- **Goal**:
Reproduce the listing below without changes, except that pictures are left out.

- **Records supplied**:
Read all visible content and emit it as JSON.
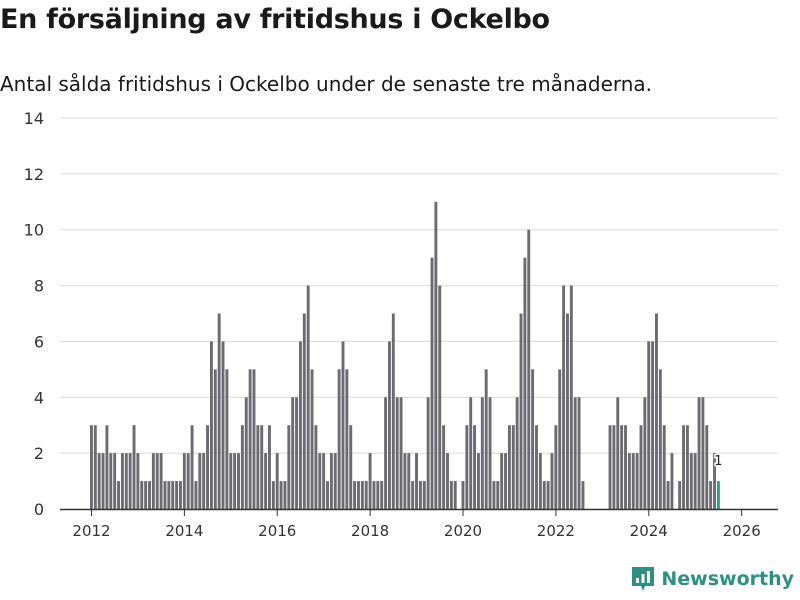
{
  "header": {
    "title": "En försäljning av fritidshus i Ockelbo",
    "subtitle": "Antal sålda fritidshus i Ockelbo under de senaste tre månaderna."
  },
  "brand": {
    "name": "Newsworthy",
    "icon": "newsworthy-logo-icon",
    "color": "#2f8f83"
  },
  "colors": {
    "bar": "#6b6b70",
    "highlight": "#2a9d8f",
    "grid": "#dcdcdc",
    "axis": "#333333"
  },
  "chart_data": {
    "type": "bar",
    "title": "En försäljning av fritidshus i Ockelbo",
    "xlabel": "",
    "ylabel": "",
    "x_start": "2012-01",
    "x_end": "2026-01",
    "ylim": [
      0,
      14
    ],
    "y_ticks": [
      "0",
      "2",
      "4",
      "6",
      "8",
      "10",
      "12",
      "14"
    ],
    "x_ticks": [
      "2012",
      "2014",
      "2016",
      "2018",
      "2020",
      "2022",
      "2024",
      "2026"
    ],
    "values": [
      3,
      3,
      2,
      2,
      3,
      2,
      2,
      1,
      2,
      2,
      2,
      3,
      2,
      1,
      1,
      1,
      2,
      2,
      2,
      1,
      1,
      1,
      1,
      1,
      2,
      2,
      3,
      1,
      2,
      2,
      3,
      6,
      5,
      7,
      6,
      5,
      2,
      2,
      2,
      3,
      4,
      5,
      5,
      3,
      3,
      2,
      3,
      1,
      2,
      1,
      1,
      3,
      4,
      4,
      6,
      7,
      8,
      5,
      3,
      2,
      2,
      1,
      2,
      2,
      5,
      6,
      5,
      3,
      1,
      1,
      1,
      1,
      2,
      1,
      1,
      1,
      4,
      6,
      7,
      4,
      4,
      2,
      2,
      1,
      2,
      1,
      1,
      4,
      9,
      11,
      8,
      3,
      2,
      1,
      1,
      0,
      1,
      3,
      4,
      3,
      2,
      4,
      5,
      4,
      1,
      1,
      2,
      2,
      3,
      3,
      4,
      7,
      9,
      10,
      5,
      3,
      2,
      1,
      1,
      2,
      3,
      5,
      8,
      7,
      8,
      4,
      4,
      1,
      0,
      0,
      0,
      0,
      0,
      0,
      3,
      3,
      4,
      3,
      3,
      2,
      2,
      2,
      3,
      4,
      6,
      6,
      7,
      5,
      3,
      1,
      2,
      0,
      1,
      3,
      3,
      2,
      2,
      4,
      4,
      3,
      1,
      2,
      1
    ],
    "highlight_label": "1",
    "gridlines": true
  }
}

- **Exercise result**:
Read all visible content and emit it as JSON.
{
  "header": {
    "title": "En försäljning av fritidshus i Ockelbo",
    "subtitle": "Antal sålda fritidshus i Ockelbo under de senaste tre månaderna."
  },
  "brand": {
    "name": "Newsworthy",
    "icon": "newsworthy-logo-icon",
    "color": "#2f8f83"
  },
  "colors": {
    "bar": "#6b6b70",
    "highlight": "#2a9d8f",
    "grid": "#dcdcdc",
    "axis": "#333333"
  },
  "chart_data": {
    "type": "bar",
    "title": "En försäljning av fritidshus i Ockelbo",
    "xlabel": "",
    "ylabel": "",
    "x_start": "2012-01",
    "x_end": "2026-01",
    "ylim": [
      0,
      14
    ],
    "y_ticks": [
      "0",
      "2",
      "4",
      "6",
      "8",
      "10",
      "12",
      "14"
    ],
    "x_ticks": [
      "2012",
      "2014",
      "2016",
      "2018",
      "2020",
      "2022",
      "2024",
      "2026"
    ],
    "values": [
      3,
      3,
      2,
      2,
      3,
      2,
      2,
      1,
      2,
      2,
      2,
      3,
      2,
      1,
      1,
      1,
      2,
      2,
      2,
      1,
      1,
      1,
      1,
      1,
      2,
      2,
      3,
      1,
      2,
      2,
      3,
      6,
      5,
      7,
      6,
      5,
      2,
      2,
      2,
      3,
      4,
      5,
      5,
      3,
      3,
      2,
      3,
      1,
      2,
      1,
      1,
      3,
      4,
      4,
      6,
      7,
      8,
      5,
      3,
      2,
      2,
      1,
      2,
      2,
      5,
      6,
      5,
      3,
      1,
      1,
      1,
      1,
      2,
      1,
      1,
      1,
      4,
      6,
      7,
      4,
      4,
      2,
      2,
      1,
      2,
      1,
      1,
      4,
      9,
      11,
      8,
      3,
      2,
      1,
      1,
      0,
      1,
      3,
      4,
      3,
      2,
      4,
      5,
      4,
      1,
      1,
      2,
      2,
      3,
      3,
      4,
      7,
      9,
      10,
      5,
      3,
      2,
      1,
      1,
      2,
      3,
      5,
      8,
      7,
      8,
      4,
      4,
      1,
      0,
      0,
      0,
      0,
      0,
      0,
      3,
      3,
      4,
      3,
      3,
      2,
      2,
      2,
      3,
      4,
      6,
      6,
      7,
      5,
      3,
      1,
      2,
      0,
      1,
      3,
      3,
      2,
      2,
      4,
      4,
      3,
      1,
      2,
      1
    ],
    "highlight_label": "1",
    "gridlines": true
  }
}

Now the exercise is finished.